— BEGIN RECORD EXTRACTS —
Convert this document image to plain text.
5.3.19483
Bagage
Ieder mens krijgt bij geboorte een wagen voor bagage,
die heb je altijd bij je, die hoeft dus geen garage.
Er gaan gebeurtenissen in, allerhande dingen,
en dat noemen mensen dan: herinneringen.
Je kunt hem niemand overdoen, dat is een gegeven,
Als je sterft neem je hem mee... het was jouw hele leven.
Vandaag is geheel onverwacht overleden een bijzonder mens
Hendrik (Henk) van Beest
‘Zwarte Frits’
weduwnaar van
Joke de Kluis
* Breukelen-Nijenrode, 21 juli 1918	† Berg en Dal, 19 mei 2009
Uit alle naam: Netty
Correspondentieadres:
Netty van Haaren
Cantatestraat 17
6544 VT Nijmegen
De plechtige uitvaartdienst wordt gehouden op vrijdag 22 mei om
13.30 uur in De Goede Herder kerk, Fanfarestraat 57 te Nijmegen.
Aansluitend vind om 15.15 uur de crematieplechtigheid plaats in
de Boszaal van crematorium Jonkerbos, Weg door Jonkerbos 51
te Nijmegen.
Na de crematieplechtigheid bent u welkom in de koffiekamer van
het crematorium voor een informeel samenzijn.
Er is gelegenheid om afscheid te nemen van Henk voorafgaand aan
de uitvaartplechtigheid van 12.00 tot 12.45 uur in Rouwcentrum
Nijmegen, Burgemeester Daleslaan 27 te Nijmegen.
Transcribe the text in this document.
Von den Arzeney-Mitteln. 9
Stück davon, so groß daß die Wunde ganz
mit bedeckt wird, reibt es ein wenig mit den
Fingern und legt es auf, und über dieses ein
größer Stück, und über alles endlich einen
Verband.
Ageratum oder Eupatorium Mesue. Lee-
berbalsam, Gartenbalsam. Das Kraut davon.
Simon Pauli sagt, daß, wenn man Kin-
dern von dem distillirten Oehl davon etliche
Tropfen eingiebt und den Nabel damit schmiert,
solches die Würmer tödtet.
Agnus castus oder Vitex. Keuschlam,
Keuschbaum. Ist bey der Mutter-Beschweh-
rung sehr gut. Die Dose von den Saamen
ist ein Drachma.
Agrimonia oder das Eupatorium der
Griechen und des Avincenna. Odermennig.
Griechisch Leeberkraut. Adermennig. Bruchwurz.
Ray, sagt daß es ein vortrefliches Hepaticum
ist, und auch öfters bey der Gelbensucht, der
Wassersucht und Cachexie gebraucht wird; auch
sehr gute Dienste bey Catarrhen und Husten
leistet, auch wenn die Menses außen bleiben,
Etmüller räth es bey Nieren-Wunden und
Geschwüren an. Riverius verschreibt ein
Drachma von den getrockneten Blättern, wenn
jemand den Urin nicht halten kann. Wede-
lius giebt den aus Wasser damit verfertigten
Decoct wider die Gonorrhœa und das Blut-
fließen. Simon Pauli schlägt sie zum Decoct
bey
— END RECORD EXTRACTS —
# SHORT TASK:
From the records above, extract every entry verbatim.

# RESULT FOR THIS EXERCISE:
Convert this document image to plain text.
5.3.19483
Bagage
Ieder mens krijgt bij geboorte een wagen voor bagage,
die heb je altijd bij je, die hoeft dus geen garage.
Er gaan gebeurtenissen in, allerhande dingen,
en dat noemen mensen dan: herinneringen.
Je kunt hem niemand overdoen, dat is een gegeven,
Als je sterft neem je hem mee... het was jouw hele leven.
Vandaag is geheel onverwacht overleden een bijzonder mens
Hendrik (Henk) van Beest
‘Zwarte Frits’
weduwnaar van
Joke de Kluis
* Breukelen-Nijenrode, 21 juli 1918	† Berg en Dal, 19 mei 2009
Uit alle naam: Netty
Correspondentieadres:
Netty van Haaren
Cantatestraat 17
6544 VT Nijmegen
De plechtige uitvaartdienst wordt gehouden op vrijdag 22 mei om
13.30 uur in De Goede Herder kerk, Fanfarestraat 57 te Nijmegen.
Aansluitend vind om 15.15 uur de crematieplechtigheid plaats in
de Boszaal van crematorium Jonkerbos, Weg door Jonkerbos 51
te Nijmegen.
Na de crematieplechtigheid bent u welkom in de koffiekamer van
het crematorium voor een informeel samenzijn.
Er is gelegenheid om afscheid te nemen van Henk voorafgaand aan
de uitvaartplechtigheid van 12.00 tot 12.45 uur in Rouwcentrum
Nijmegen, Burgemeester Daleslaan 27 te Nijmegen.
Transcribe the text in this document.
Von den Arzeney-Mitteln. 9
Stück davon, so groß daß die Wunde ganz
mit bedeckt wird, reibt es ein wenig mit den
Fingern und legt es auf, und über dieses ein
größer Stück, und über alles endlich einen
Verband.
Ageratum oder Eupatorium Mesue. Lee-
berbalsam, Gartenbalsam. Das Kraut davon.
Simon Pauli sagt, daß, wenn man Kin-
dern von dem distillirten Oehl davon etliche
Tropfen eingiebt und den Nabel damit schmiert,
solches die Würmer tödtet.
Agnus castus oder Vitex. Keuschlam,
Keuschbaum. Ist bey der Mutter-Beschweh-
rung sehr gut. Die Dose von den Saamen
ist ein Drachma.
Agrimonia oder das Eupatorium der
Griechen und des Avincenna. Odermennig.
Griechisch Leeberkraut. Adermennig. Bruchwurz.
Ray, sagt daß es ein vortrefliches Hepaticum
ist, und auch öfters bey der Gelbensucht, der
Wassersucht und Cachexie gebraucht wird; auch
sehr gute Dienste bey Catarrhen und Husten
leistet, auch wenn die Menses außen bleiben,
Etmüller räth es bey Nieren-Wunden und
Geschwüren an. Riverius verschreibt ein
Drachma von den getrockneten Blättern, wenn
jemand den Urin nicht halten kann. Wede-
lius giebt den aus Wasser damit verfertigten
Decoct wider die Gonorrhœa und das Blut-
fließen. Simon Pauli schlägt sie zum Decoct
bey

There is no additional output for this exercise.